--- Begin DATA IN THIS EXERCISE ---

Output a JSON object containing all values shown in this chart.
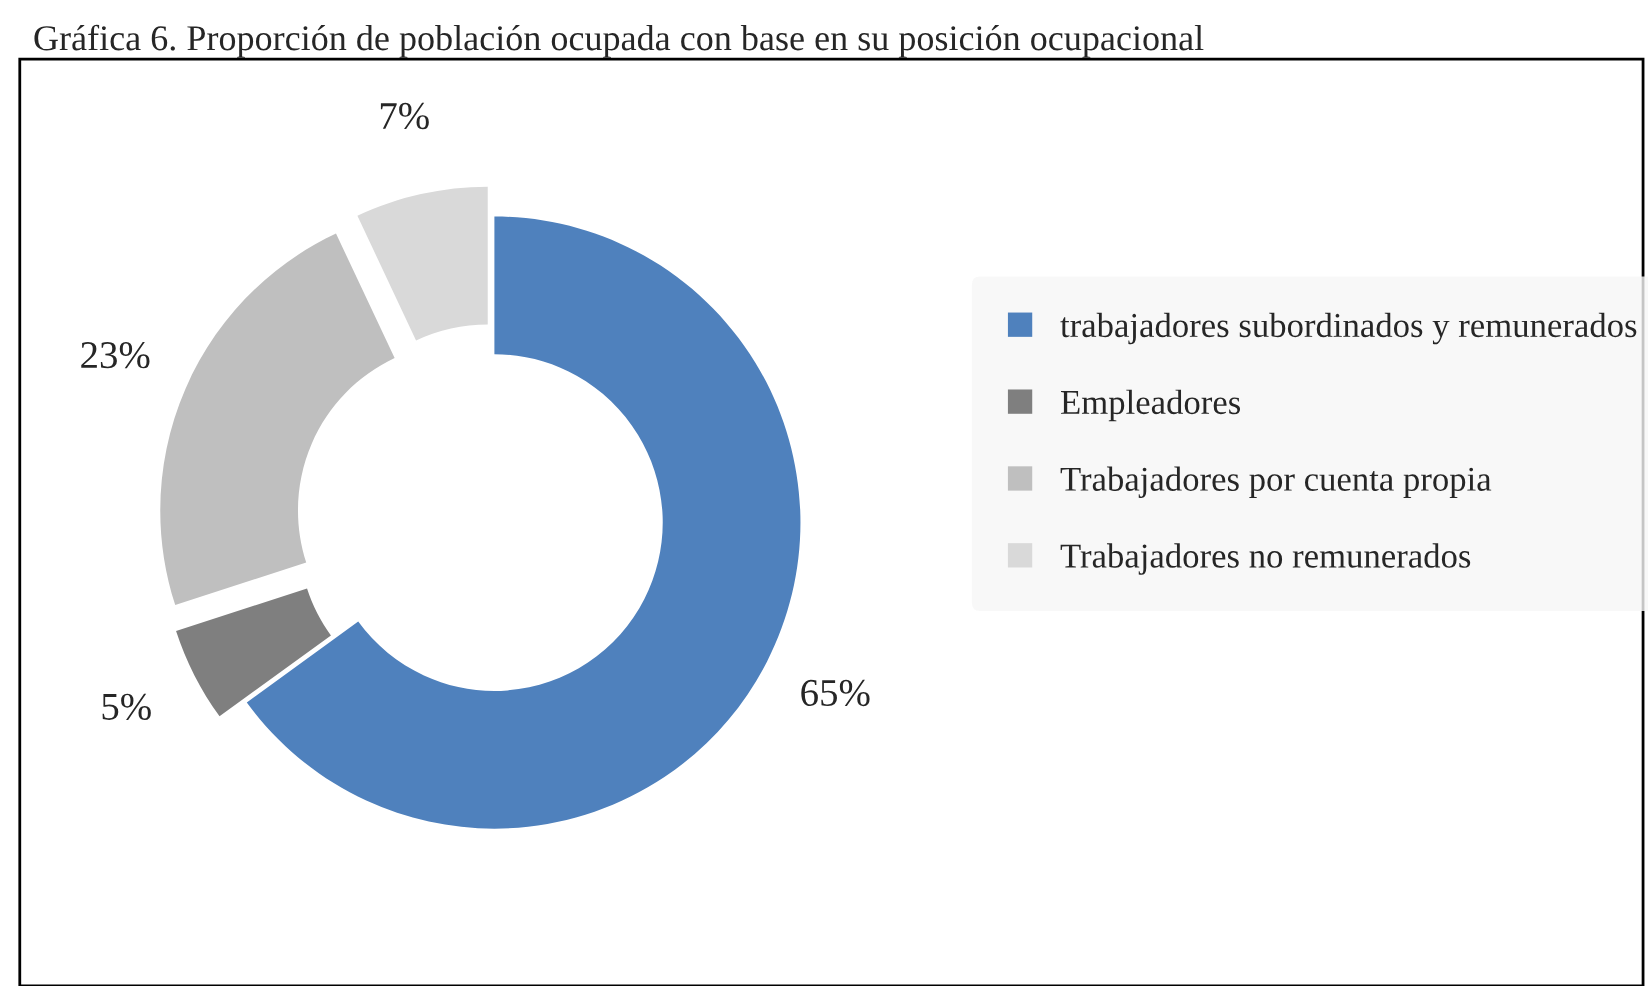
{
  "chart_data": {
    "type": "donut",
    "title": "Gráfica 6. Proporción de población ocupada con base en su posición ocupacional",
    "categories": [
      "trabajadores subordinados y remunerados",
      "Empleadores",
      "Trabajadores por cuenta propia",
      "Trabajadores no remunerados"
    ],
    "values": [
      65,
      5,
      23,
      7
    ],
    "colors": [
      "#4f81bd",
      "#7f7f7f",
      "#bfbfbf",
      "#d9d9d9"
    ],
    "value_labels": [
      "65%",
      "5%",
      "23%",
      "7%"
    ],
    "legend": "right"
  }
}
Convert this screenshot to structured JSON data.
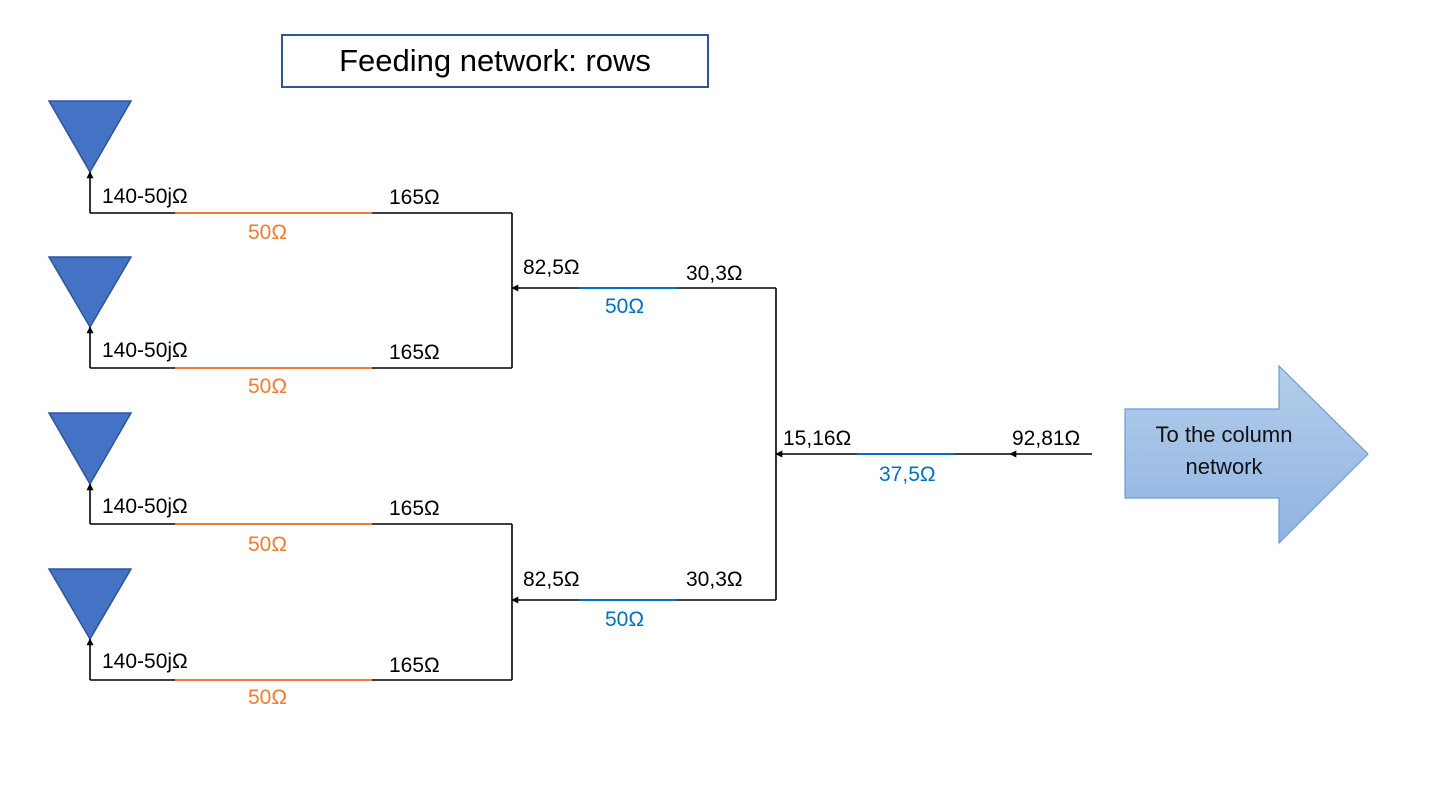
{
  "title": "Feeding network: rows",
  "colors": {
    "antenna": "#4472C4",
    "wire": "#000000",
    "orange_line": "#ED7D31",
    "blue_line": "#0070C0",
    "arrow_fill": "#9DC3E6",
    "title_border": "#2F5597"
  },
  "antenna_rows": [
    {
      "antenna_impedance": "140-50jΩ",
      "line_impedance": "50Ω",
      "input_impedance": "165Ω"
    },
    {
      "antenna_impedance": "140-50jΩ",
      "line_impedance": "50Ω",
      "input_impedance": "165Ω"
    },
    {
      "antenna_impedance": "140-50jΩ",
      "line_impedance": "50Ω",
      "input_impedance": "165Ω"
    },
    {
      "antenna_impedance": "140-50jΩ",
      "line_impedance": "50Ω",
      "input_impedance": "165Ω"
    }
  ],
  "pair_stages": [
    {
      "load_impedance": "82,5Ω",
      "line_impedance": "50Ω",
      "input_impedance": "30,3Ω"
    },
    {
      "load_impedance": "82,5Ω",
      "line_impedance": "50Ω",
      "input_impedance": "30,3Ω"
    }
  ],
  "main_stage": {
    "load_impedance": "15,16Ω",
    "line_impedance": "37,5Ω",
    "input_impedance": "92,81Ω"
  },
  "output_arrow": {
    "label_line1": "To the column",
    "label_line2": "network"
  }
}
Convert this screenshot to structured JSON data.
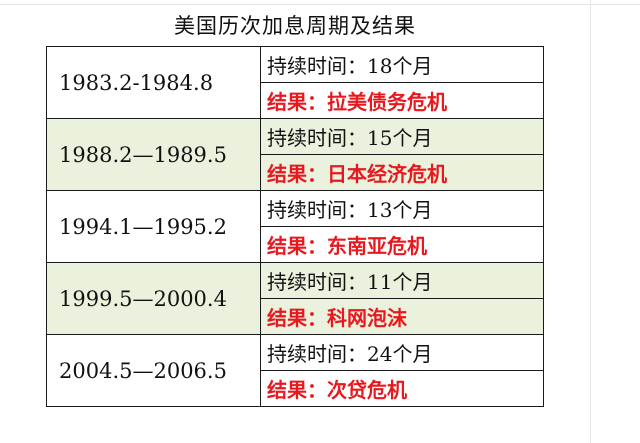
{
  "title": "美国历次加息周期及结果",
  "colors": {
    "result_text": "#e8191e",
    "shaded_row": "#eaf1dd",
    "border": "#1a1a1a"
  },
  "rows": [
    {
      "period": "1983.2-1984.8",
      "duration_label": "持续时间：",
      "duration_value": "18个月",
      "result": "结果：拉美债务危机"
    },
    {
      "period": "1988.2—1989.5",
      "duration_label": "持续时间：",
      "duration_value": "15个月",
      "result": "结果：日本经济危机"
    },
    {
      "period": "1994.1—1995.2",
      "duration_label": "持续时间：",
      "duration_value": "13个月",
      "result": "结果：东南亚危机"
    },
    {
      "period": "1999.5—2000.4",
      "duration_label": "持续时间：",
      "duration_value": "11个月",
      "result": "结果：科网泡沫"
    },
    {
      "period": "2004.5—2006.5",
      "duration_label": "持续时间：",
      "duration_value": "24个月",
      "result": "结果：次贷危机"
    }
  ]
}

--- End DATA IN THIS EXERCISE ---

YOUR TASK — Using the listing above, gather each line that holds the string "network" and copy it.

RESPONSE TO THIS EXERCISE —
  "title": "Feeding network: rows",
    "label_line2": "network"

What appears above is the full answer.